Repeat, line for line, the entries printed below.

= = = = = = =

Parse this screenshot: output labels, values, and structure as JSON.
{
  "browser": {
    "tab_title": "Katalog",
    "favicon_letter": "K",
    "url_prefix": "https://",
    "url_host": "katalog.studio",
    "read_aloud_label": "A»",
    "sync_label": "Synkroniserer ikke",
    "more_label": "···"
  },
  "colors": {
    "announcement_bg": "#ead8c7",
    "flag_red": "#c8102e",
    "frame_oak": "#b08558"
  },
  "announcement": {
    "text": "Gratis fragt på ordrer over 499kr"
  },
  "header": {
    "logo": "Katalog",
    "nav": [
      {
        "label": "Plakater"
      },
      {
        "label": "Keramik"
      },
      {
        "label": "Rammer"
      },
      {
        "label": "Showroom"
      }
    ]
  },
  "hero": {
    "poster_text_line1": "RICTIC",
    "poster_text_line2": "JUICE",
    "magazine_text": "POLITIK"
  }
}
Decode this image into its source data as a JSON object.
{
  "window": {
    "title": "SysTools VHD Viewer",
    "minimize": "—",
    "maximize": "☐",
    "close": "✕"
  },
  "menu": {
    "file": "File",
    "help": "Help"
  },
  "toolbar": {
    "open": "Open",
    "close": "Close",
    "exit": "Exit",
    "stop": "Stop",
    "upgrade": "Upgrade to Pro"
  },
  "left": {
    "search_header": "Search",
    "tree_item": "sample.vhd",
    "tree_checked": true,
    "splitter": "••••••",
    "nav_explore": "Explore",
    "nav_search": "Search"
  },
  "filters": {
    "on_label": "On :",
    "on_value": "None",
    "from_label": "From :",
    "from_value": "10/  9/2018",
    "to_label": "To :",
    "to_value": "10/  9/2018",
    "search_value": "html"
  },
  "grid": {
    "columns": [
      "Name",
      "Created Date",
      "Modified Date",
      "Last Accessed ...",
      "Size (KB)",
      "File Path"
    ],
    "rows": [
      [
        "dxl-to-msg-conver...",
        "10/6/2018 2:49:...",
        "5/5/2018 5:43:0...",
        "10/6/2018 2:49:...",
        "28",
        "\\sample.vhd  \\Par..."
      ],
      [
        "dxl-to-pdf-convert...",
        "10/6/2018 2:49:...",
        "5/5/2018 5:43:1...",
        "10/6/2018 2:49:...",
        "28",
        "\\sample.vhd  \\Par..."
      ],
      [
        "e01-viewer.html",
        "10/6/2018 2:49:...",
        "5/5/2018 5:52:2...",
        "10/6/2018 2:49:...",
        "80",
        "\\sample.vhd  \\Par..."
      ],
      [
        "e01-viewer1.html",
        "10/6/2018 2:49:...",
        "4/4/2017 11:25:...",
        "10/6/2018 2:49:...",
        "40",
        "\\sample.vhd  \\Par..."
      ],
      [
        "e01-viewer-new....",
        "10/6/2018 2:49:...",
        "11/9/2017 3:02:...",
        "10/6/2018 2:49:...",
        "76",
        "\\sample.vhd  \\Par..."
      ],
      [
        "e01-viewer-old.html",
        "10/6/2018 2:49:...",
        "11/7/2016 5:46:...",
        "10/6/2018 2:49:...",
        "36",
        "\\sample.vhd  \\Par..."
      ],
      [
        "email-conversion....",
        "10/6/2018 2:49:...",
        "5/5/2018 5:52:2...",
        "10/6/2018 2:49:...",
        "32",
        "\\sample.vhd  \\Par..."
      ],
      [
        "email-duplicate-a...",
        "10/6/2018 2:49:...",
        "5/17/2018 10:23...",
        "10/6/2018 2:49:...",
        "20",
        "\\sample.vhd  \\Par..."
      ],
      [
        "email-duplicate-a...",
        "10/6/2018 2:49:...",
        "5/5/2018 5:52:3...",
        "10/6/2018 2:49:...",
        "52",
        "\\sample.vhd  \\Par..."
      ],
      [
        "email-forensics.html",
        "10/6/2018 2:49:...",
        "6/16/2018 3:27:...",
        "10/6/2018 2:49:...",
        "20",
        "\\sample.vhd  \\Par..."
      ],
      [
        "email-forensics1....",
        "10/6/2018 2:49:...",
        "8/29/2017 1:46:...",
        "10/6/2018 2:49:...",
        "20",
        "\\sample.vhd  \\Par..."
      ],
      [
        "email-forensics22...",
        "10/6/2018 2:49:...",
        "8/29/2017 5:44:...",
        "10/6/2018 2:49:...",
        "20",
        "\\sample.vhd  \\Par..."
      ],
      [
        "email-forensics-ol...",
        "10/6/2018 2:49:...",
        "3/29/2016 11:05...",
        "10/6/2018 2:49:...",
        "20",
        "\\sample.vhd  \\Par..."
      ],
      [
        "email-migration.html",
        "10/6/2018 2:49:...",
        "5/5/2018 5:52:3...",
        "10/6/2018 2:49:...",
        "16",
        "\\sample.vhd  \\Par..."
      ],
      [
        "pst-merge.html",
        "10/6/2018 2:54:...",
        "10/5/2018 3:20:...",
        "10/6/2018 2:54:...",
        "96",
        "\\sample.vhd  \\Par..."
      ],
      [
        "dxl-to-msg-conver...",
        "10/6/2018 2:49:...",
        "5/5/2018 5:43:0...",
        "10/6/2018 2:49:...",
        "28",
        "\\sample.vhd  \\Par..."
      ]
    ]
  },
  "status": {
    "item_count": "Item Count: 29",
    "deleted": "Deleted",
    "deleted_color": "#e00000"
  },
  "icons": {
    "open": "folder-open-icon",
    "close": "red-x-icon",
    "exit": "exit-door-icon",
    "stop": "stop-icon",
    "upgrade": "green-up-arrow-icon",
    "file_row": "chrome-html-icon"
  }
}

= = = = = = =

Solution:
Parse this screenshot: output labels, values, and structure as JSON.
{
  "browser": {
    "tab_title": "Katalog",
    "favicon_letter": "K",
    "url_prefix": "https://",
    "url_host": "katalog.studio",
    "read_aloud_label": "A»",
    "sync_label": "Synkroniserer ikke",
    "more_label": "···"
  },
  "colors": {
    "announcement_bg": "#ead8c7",
    "flag_red": "#c8102e",
    "frame_oak": "#b08558"
  },
  "announcement": {
    "text": "Gratis fragt på ordrer over 499kr"
  },
  "header": {
    "logo": "Katalog",
    "nav": [
      {
        "label": "Plakater"
      },
      {
        "label": "Keramik"
      },
      {
        "label": "Rammer"
      },
      {
        "label": "Showroom"
      }
    ]
  },
  "hero": {
    "poster_text_line1": "RICTIC",
    "poster_text_line2": "JUICE",
    "magazine_text": "POLITIK"
  }
}
Decode this image into its source data as a JSON object.
{
  "window": {
    "title": "SysTools VHD Viewer",
    "minimize": "—",
    "maximize": "☐",
    "close": "✕"
  },
  "menu": {
    "file": "File",
    "help": "Help"
  },
  "toolbar": {
    "open": "Open",
    "close": "Close",
    "exit": "Exit",
    "stop": "Stop",
    "upgrade": "Upgrade to Pro"
  },
  "left": {
    "search_header": "Search",
    "tree_item": "sample.vhd",
    "tree_checked": true,
    "splitter": "••••••",
    "nav_explore": "Explore",
    "nav_search": "Search"
  },
  "filters": {
    "on_label": "On :",
    "on_value": "None",
    "from_label": "From :",
    "from_value": "10/  9/2018",
    "to_label": "To :",
    "to_value": "10/  9/2018",
    "search_value": "html"
  },
  "grid": {
    "columns": [
      "Name",
      "Created Date",
      "Modified Date",
      "Last Accessed ...",
      "Size (KB)",
      "File Path"
    ],
    "rows": [
      [
        "dxl-to-msg-conver...",
        "10/6/2018 2:49:...",
        "5/5/2018 5:43:0...",
        "10/6/2018 2:49:...",
        "28",
        "\\sample.vhd  \\Par..."
      ],
      [
        "dxl-to-pdf-convert...",
        "10/6/2018 2:49:...",
        "5/5/2018 5:43:1...",
        "10/6/2018 2:49:...",
        "28",
        "\\sample.vhd  \\Par..."
      ],
      [
        "e01-viewer.html",
        "10/6/2018 2:49:...",
        "5/5/2018 5:52:2...",
        "10/6/2018 2:49:...",
        "80",
        "\\sample.vhd  \\Par..."
      ],
      [
        "e01-viewer1.html",
        "10/6/2018 2:49:...",
        "4/4/2017 11:25:...",
        "10/6/2018 2:49:...",
        "40",
        "\\sample.vhd  \\Par..."
      ],
      [
        "e01-viewer-new....",
        "10/6/2018 2:49:...",
        "11/9/2017 3:02:...",
        "10/6/2018 2:49:...",
        "76",
        "\\sample.vhd  \\Par..."
      ],
      [
        "e01-viewer-old.html",
        "10/6/2018 2:49:...",
        "11/7/2016 5:46:...",
        "10/6/2018 2:49:...",
        "36",
        "\\sample.vhd  \\Par..."
      ],
      [
        "email-conversion....",
        "10/6/2018 2:49:...",
        "5/5/2018 5:52:2...",
        "10/6/2018 2:49:...",
        "32",
        "\\sample.vhd  \\Par..."
      ],
      [
        "email-duplicate-a...",
        "10/6/2018 2:49:...",
        "5/17/2018 10:23...",
        "10/6/2018 2:49:...",
        "20",
        "\\sample.vhd  \\Par..."
      ],
      [
        "email-duplicate-a...",
        "10/6/2018 2:49:...",
        "5/5/2018 5:52:3...",
        "10/6/2018 2:49:...",
        "52",
        "\\sample.vhd  \\Par..."
      ],
      [
        "email-forensics.html",
        "10/6/2018 2:49:...",
        "6/16/2018 3:27:...",
        "10/6/2018 2:49:...",
        "20",
        "\\sample.vhd  \\Par..."
      ],
      [
        "email-forensics1....",
        "10/6/2018 2:49:...",
        "8/29/2017 1:46:...",
        "10/6/2018 2:49:...",
        "20",
        "\\sample.vhd  \\Par..."
      ],
      [
        "email-forensics22...",
        "10/6/2018 2:49:...",
        "8/29/2017 5:44:...",
        "10/6/2018 2:49:...",
        "20",
        "\\sample.vhd  \\Par..."
      ],
      [
        "email-forensics-ol...",
        "10/6/2018 2:49:...",
        "3/29/2016 11:05...",
        "10/6/2018 2:49:...",
        "20",
        "\\sample.vhd  \\Par..."
      ],
      [
        "email-migration.html",
        "10/6/2018 2:49:...",
        "5/5/2018 5:52:3...",
        "10/6/2018 2:49:...",
        "16",
        "\\sample.vhd  \\Par..."
      ],
      [
        "pst-merge.html",
        "10/6/2018 2:54:...",
        "10/5/2018 3:20:...",
        "10/6/2018 2:54:...",
        "96",
        "\\sample.vhd  \\Par..."
      ],
      [
        "dxl-to-msg-conver...",
        "10/6/2018 2:49:...",
        "5/5/2018 5:43:0...",
        "10/6/2018 2:49:...",
        "28",
        "\\sample.vhd  \\Par..."
      ]
    ]
  },
  "status": {
    "item_count": "Item Count: 29",
    "deleted": "Deleted",
    "deleted_color": "#e00000"
  },
  "icons": {
    "open": "folder-open-icon",
    "close": "red-x-icon",
    "exit": "exit-door-icon",
    "stop": "stop-icon",
    "upgrade": "green-up-arrow-icon",
    "file_row": "chrome-html-icon"
  }
}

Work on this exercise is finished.